= Work to do =
Lines that contain the string "Blend" are to be copied; leave out all others.

= Material to process =
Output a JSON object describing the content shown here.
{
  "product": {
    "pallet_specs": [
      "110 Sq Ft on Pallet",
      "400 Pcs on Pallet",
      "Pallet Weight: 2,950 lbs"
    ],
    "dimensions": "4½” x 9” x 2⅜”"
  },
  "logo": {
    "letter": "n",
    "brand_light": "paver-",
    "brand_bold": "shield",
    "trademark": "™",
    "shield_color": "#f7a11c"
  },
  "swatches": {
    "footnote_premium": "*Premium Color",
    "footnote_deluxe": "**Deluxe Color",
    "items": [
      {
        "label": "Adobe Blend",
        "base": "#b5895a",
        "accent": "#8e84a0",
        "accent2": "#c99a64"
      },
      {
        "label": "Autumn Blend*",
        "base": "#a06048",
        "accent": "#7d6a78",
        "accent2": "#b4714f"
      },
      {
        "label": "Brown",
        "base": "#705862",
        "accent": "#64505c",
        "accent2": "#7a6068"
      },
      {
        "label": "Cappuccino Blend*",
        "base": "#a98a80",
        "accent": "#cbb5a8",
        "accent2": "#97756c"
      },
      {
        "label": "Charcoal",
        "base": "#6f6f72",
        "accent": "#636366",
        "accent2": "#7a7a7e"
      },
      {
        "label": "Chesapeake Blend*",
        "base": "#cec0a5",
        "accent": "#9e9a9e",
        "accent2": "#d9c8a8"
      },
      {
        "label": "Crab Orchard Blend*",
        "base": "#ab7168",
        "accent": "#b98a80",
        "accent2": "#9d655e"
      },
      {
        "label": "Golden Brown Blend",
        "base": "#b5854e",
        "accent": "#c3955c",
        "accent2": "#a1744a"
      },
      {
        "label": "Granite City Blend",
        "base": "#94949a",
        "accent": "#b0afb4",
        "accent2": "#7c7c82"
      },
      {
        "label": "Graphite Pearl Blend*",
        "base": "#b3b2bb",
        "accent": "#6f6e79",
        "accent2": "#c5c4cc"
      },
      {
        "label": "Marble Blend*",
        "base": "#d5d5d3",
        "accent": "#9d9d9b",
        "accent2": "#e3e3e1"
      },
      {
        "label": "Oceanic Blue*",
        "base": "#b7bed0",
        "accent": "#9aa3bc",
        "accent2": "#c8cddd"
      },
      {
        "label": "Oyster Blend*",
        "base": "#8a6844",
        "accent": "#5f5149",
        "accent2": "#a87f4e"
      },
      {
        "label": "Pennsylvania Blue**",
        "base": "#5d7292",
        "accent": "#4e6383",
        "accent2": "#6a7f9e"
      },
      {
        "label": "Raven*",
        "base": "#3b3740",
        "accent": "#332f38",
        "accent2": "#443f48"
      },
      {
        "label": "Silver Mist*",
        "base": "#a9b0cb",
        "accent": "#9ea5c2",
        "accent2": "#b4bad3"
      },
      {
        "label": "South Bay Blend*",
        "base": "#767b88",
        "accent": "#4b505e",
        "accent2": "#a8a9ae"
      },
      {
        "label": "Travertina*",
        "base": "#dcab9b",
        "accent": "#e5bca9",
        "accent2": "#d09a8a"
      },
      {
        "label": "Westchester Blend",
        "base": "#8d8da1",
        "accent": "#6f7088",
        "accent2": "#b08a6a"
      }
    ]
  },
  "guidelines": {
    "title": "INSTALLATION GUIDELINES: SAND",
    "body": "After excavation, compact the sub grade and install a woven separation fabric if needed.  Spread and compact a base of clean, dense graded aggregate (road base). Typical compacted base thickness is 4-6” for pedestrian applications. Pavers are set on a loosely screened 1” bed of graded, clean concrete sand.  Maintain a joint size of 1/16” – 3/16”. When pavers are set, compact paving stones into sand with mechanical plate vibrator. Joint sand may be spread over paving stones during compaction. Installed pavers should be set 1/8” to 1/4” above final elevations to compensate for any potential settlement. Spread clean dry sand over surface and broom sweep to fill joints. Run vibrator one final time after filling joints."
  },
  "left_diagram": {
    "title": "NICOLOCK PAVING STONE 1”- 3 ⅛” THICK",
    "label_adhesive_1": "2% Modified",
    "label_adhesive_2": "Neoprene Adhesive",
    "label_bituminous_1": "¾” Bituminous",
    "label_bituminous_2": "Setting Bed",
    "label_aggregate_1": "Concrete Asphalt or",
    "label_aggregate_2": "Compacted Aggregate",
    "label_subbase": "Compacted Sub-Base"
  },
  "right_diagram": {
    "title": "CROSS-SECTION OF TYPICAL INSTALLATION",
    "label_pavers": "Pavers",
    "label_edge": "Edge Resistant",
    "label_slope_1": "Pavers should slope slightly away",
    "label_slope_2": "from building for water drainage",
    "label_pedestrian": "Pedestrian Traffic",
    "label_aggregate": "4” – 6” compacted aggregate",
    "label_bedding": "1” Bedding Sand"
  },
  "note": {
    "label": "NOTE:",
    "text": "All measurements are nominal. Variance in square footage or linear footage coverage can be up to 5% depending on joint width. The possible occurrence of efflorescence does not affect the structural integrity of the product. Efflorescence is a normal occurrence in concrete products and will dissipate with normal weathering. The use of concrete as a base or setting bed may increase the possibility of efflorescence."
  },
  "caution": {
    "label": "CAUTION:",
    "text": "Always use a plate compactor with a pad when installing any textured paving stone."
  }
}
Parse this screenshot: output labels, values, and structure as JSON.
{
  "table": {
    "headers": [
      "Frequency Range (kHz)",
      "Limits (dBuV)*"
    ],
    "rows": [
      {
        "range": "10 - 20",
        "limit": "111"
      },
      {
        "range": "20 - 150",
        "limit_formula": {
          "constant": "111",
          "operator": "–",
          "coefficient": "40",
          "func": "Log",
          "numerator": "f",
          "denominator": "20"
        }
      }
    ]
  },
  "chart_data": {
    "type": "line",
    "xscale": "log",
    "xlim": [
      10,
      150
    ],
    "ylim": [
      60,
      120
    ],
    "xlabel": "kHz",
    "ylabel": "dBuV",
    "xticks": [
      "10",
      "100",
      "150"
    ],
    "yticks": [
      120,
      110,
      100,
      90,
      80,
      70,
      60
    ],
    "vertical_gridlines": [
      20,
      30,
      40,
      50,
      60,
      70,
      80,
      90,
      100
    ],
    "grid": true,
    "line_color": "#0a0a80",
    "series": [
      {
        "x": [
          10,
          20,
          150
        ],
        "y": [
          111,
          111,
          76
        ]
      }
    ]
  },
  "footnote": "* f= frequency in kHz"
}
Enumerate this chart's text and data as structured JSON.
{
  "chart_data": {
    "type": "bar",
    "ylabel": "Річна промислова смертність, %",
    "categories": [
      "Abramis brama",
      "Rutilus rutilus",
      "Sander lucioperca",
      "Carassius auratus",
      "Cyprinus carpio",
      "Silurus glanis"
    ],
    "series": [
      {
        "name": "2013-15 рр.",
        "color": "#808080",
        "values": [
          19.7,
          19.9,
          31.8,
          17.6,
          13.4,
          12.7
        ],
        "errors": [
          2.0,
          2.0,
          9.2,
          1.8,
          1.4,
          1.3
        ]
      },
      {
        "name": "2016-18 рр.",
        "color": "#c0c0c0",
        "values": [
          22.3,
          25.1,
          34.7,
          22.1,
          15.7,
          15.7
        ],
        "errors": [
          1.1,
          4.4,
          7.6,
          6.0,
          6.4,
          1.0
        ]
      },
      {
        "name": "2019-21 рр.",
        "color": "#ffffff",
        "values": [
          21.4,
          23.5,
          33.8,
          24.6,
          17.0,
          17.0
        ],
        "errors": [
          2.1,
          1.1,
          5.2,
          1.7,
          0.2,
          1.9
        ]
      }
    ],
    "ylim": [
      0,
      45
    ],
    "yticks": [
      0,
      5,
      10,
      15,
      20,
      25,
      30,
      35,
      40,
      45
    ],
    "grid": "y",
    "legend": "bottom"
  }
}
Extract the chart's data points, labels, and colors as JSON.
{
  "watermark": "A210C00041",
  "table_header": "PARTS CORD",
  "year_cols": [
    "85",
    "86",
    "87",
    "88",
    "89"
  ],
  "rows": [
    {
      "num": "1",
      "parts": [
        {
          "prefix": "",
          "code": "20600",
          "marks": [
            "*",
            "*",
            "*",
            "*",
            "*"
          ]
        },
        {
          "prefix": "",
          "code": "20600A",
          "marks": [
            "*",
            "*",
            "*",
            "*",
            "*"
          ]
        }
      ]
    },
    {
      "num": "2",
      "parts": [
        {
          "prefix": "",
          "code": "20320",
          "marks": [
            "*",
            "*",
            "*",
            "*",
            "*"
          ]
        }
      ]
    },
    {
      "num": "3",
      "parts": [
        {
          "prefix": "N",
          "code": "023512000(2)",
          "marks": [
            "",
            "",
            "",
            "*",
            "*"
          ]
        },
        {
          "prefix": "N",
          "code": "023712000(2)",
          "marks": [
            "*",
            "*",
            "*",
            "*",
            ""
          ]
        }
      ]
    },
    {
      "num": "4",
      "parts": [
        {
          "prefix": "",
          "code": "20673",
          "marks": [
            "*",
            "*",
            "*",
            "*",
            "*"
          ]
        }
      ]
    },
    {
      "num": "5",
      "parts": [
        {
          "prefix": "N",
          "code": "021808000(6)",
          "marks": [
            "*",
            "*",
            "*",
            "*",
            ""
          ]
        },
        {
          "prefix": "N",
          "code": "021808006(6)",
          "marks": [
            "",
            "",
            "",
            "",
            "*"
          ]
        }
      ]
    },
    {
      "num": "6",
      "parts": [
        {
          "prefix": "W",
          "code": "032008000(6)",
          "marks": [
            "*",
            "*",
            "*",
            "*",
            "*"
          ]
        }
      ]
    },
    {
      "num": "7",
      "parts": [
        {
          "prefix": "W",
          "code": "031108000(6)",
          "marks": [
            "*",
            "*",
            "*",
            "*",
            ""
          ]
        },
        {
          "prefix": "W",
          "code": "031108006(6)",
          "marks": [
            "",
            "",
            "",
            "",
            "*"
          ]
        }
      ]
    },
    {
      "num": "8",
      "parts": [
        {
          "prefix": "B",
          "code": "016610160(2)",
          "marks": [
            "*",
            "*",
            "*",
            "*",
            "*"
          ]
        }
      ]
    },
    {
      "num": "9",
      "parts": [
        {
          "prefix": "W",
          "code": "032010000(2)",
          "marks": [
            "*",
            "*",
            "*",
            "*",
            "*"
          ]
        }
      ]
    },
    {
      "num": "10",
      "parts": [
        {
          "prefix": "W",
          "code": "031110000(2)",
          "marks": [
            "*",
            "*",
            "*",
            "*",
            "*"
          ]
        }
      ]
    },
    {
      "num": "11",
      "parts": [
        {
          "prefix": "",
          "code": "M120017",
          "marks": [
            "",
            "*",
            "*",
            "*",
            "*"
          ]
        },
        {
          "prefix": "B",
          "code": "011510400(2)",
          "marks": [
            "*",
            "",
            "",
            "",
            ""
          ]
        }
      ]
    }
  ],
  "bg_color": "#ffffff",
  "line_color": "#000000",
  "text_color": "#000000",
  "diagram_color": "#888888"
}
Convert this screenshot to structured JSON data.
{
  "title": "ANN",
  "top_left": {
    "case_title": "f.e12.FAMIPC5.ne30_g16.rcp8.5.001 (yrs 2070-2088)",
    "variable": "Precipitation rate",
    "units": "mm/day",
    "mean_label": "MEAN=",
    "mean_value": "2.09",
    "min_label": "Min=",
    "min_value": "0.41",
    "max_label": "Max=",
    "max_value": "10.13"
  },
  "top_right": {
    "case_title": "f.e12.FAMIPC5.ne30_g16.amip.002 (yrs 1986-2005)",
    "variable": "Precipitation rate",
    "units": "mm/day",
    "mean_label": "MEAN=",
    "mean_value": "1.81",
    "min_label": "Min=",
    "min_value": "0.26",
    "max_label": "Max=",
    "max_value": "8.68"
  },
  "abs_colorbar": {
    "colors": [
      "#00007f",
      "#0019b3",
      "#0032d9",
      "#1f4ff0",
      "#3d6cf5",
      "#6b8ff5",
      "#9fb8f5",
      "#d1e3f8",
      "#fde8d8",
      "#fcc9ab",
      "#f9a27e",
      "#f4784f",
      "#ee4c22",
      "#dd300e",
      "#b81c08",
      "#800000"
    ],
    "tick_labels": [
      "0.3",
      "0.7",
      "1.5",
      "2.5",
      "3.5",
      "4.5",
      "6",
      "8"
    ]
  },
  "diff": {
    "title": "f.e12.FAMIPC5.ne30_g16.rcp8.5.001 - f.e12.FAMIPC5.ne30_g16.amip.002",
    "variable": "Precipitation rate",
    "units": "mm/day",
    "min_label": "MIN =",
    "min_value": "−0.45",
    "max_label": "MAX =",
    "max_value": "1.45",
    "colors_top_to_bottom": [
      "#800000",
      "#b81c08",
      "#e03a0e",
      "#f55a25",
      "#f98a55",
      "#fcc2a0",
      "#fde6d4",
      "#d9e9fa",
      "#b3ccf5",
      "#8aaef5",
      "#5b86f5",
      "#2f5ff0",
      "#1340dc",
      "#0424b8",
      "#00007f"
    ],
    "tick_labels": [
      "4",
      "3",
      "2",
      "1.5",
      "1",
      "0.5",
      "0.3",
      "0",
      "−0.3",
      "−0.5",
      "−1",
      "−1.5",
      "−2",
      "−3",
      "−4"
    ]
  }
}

= Final answer =
        "label": "Adobe Blend",
        "label": "Autumn Blend*",
        "label": "Cappuccino Blend*",
        "label": "Chesapeake Blend*",
        "label": "Crab Orchard Blend*",
        "label": "Golden Brown Blend",
        "label": "Granite City Blend",
        "label": "Graphite Pearl Blend*",
        "label": "Marble Blend*",
        "label": "Oyster Blend*",
        "label": "South Bay Blend*",
        "label": "Westchester Blend",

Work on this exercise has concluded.